### Text ###

= South Africa national blind cricket team =

The South Africa National Blind Cricket Team represents South Africa in blind cricket, a version of the sport of cricket adapted for blind and partially sighted players.

== History ==
In 2014, South Africa had its 40-over national blind cricket championship in Cape town. Northens Blind Cricket club won the tournament by taking 50 wickets in 5 games and not allowing any of its competitors to bat through their innings.

Pretoria Transnet Blind Cricket Club is South Africa's biggest blind cricket club. They played a friendly T20 blind cricket match against The South African Indoor team as well as local able bodied teams. They performed consistently well during the early contests, winning the 1998 inaugural edition of the Blind Cricket World Cup, taking the final by ten wickets against Pakistan.

###

» Tasks:
1. Answer these from the text on South Africa's national blind cricket team:
(a) Which players is blind cricket adapted for?
(b) In what city was the 2014 40-over national championship held?
(c) Which club does the text call South Africa's biggest blind cricket club?
2. Carry the text on South Africa's national blind cricket team forward, starting right after its last sentence.

### Stored rows ###

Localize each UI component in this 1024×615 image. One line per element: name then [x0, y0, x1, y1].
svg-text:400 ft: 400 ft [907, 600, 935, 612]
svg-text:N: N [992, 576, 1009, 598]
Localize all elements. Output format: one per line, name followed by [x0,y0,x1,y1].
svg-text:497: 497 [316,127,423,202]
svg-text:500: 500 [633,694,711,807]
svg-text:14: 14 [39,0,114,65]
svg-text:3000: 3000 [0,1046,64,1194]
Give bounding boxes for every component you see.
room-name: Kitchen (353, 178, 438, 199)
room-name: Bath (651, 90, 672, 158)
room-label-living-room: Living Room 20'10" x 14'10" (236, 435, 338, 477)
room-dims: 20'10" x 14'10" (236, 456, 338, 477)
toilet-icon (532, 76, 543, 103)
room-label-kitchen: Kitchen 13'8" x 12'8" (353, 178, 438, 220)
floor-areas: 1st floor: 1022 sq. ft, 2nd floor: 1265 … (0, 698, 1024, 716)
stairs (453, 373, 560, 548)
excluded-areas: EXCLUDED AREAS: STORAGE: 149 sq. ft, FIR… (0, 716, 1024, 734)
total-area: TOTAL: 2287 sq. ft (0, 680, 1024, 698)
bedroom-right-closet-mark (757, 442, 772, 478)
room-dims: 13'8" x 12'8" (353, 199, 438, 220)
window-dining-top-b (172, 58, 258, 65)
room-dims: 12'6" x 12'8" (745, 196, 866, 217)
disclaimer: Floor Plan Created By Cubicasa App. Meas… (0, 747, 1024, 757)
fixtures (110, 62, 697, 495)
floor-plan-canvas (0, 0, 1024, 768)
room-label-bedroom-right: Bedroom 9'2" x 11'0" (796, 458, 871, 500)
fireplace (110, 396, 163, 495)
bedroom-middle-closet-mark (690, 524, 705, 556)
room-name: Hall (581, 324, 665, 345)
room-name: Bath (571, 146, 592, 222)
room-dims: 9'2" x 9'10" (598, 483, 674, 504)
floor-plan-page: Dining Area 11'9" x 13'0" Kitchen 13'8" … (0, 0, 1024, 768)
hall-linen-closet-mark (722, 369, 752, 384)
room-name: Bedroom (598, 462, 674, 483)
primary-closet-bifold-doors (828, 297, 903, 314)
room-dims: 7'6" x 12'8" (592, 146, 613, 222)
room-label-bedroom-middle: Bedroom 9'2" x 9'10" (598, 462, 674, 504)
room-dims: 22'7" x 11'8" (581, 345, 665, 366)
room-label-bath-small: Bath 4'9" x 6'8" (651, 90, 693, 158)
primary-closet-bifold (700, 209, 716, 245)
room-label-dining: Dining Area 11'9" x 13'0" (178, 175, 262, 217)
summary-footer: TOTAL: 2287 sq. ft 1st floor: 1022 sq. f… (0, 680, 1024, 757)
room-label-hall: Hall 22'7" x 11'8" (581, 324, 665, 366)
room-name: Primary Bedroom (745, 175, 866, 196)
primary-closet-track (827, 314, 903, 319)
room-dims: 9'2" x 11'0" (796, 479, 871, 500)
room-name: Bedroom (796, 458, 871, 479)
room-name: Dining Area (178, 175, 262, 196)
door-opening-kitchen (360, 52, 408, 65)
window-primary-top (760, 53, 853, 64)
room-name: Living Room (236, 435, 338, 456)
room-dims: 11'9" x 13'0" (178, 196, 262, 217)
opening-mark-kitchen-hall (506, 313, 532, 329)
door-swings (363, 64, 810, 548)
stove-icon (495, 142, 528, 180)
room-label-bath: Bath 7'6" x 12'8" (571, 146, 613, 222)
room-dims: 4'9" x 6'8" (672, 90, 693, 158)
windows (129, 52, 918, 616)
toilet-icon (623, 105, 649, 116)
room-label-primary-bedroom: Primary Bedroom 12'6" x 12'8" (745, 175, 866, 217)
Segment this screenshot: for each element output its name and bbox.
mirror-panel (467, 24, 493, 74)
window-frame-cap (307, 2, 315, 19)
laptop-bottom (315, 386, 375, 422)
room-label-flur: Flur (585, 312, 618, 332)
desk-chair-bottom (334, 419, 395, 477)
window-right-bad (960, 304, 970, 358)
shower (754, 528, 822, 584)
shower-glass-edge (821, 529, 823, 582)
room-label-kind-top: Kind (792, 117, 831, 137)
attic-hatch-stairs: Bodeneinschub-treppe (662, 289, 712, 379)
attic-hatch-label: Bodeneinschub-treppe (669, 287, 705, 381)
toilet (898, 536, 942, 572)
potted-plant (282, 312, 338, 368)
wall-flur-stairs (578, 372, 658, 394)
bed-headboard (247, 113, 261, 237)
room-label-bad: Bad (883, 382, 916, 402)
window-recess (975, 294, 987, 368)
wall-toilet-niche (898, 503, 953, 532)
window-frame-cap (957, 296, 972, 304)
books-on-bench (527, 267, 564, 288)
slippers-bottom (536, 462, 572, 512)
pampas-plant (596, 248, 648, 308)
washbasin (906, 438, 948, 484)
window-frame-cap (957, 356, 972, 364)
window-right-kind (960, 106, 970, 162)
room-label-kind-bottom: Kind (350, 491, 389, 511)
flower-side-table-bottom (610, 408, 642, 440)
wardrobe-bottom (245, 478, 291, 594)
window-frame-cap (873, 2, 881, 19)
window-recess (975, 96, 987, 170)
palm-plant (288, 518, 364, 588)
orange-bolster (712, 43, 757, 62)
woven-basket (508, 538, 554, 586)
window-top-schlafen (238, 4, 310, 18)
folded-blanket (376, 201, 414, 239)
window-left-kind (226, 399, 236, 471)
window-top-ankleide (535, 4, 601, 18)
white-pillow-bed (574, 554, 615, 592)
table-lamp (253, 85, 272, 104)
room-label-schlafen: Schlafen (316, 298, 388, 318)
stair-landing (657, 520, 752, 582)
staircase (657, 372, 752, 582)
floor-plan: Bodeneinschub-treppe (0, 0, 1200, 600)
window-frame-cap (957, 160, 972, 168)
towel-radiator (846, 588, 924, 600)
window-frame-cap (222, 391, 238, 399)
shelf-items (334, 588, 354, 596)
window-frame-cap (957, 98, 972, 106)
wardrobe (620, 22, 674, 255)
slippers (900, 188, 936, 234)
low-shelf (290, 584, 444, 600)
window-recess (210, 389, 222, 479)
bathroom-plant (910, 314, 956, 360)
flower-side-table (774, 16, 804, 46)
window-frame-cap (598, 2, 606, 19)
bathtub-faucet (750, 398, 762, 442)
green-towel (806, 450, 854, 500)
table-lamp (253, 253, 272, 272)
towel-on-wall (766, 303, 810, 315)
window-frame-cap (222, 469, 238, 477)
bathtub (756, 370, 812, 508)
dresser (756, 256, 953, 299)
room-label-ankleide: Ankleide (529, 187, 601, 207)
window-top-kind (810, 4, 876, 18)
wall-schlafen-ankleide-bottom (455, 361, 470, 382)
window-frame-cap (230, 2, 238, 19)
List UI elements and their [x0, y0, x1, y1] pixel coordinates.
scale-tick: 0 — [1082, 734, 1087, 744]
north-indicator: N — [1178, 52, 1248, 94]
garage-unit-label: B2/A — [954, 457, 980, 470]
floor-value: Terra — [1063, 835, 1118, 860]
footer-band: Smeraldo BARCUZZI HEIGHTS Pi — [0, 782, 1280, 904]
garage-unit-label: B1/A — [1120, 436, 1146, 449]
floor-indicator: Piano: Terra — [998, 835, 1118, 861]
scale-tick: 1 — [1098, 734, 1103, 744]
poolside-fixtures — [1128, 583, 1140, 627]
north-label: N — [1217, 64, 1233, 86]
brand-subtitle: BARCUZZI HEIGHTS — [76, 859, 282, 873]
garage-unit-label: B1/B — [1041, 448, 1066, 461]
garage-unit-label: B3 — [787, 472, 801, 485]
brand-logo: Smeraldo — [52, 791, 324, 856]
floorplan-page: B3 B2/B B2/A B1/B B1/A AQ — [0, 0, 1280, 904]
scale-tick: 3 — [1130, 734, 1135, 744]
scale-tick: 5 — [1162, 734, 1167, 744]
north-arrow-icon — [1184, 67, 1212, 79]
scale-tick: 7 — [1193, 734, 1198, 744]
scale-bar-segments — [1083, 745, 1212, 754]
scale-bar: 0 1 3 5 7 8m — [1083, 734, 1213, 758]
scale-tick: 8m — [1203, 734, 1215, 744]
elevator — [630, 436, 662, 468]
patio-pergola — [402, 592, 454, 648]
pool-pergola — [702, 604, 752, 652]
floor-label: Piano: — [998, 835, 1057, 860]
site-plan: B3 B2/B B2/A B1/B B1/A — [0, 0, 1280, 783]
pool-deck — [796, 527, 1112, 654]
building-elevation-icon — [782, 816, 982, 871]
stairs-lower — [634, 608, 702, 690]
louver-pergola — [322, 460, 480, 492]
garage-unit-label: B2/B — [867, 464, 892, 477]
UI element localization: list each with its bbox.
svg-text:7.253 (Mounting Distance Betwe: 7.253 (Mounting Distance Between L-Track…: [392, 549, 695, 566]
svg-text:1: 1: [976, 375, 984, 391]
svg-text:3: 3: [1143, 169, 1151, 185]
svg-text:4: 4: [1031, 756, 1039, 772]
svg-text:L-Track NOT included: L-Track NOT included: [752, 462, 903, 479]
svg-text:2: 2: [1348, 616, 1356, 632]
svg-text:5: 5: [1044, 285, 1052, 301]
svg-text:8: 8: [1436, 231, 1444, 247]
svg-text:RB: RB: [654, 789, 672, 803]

###

» Answers for the tasks:
1.
(a) Blind and partially sighted players.
(b) Cape Town.
(c) Pretoria Transnet Blind Cricket Club.

2.
The cricketers were awarded for their strong display in the 1998 Blind Cricket World Cup:

(A) Best Batsmen

| B2 (Partially blind) | Rury Field (South Africa) | 935 runs inclusive of 5 unbeaten centuries |

(A) Best Player

| B3 (Partially sighted) | Scott Field (South Africa) | Over 750 runs, 5 centuries, 3 wickets |

(B) Players of the series

Rury Field and Scott Field (More than 1700 runs)

(D) Winners Trophy was presented to South Africa Blind cricket team.

The team performed well in the 2nd edition of the 2002 Blind Cricket World Cup. They eventually lost to Pakistan in the finals.

== International Test Match History ==
South Africa and Pakistan played in the inaugural Blind cricket test match in 2000 when Pakistan recorded a 94 run victory.

== World Cup Tournament History ==

=== Blind 40 Over World Cup ===
1. 1998 Blind Cricket World Cup - Champions
2. 2002 Blind Cricket World Cup - Runners up
3. 2006 Blind Cricket World Cup - Group stage
4. 2014 Blind Cricket World Cup - Group stage

=== Blind T20 World Cup ===
1. 2012 Blind World T20 - Groupstage
2. 2017 Blind World T20 - Groupstage
3. 2022 Blind World T20 - semi-finals (vs India)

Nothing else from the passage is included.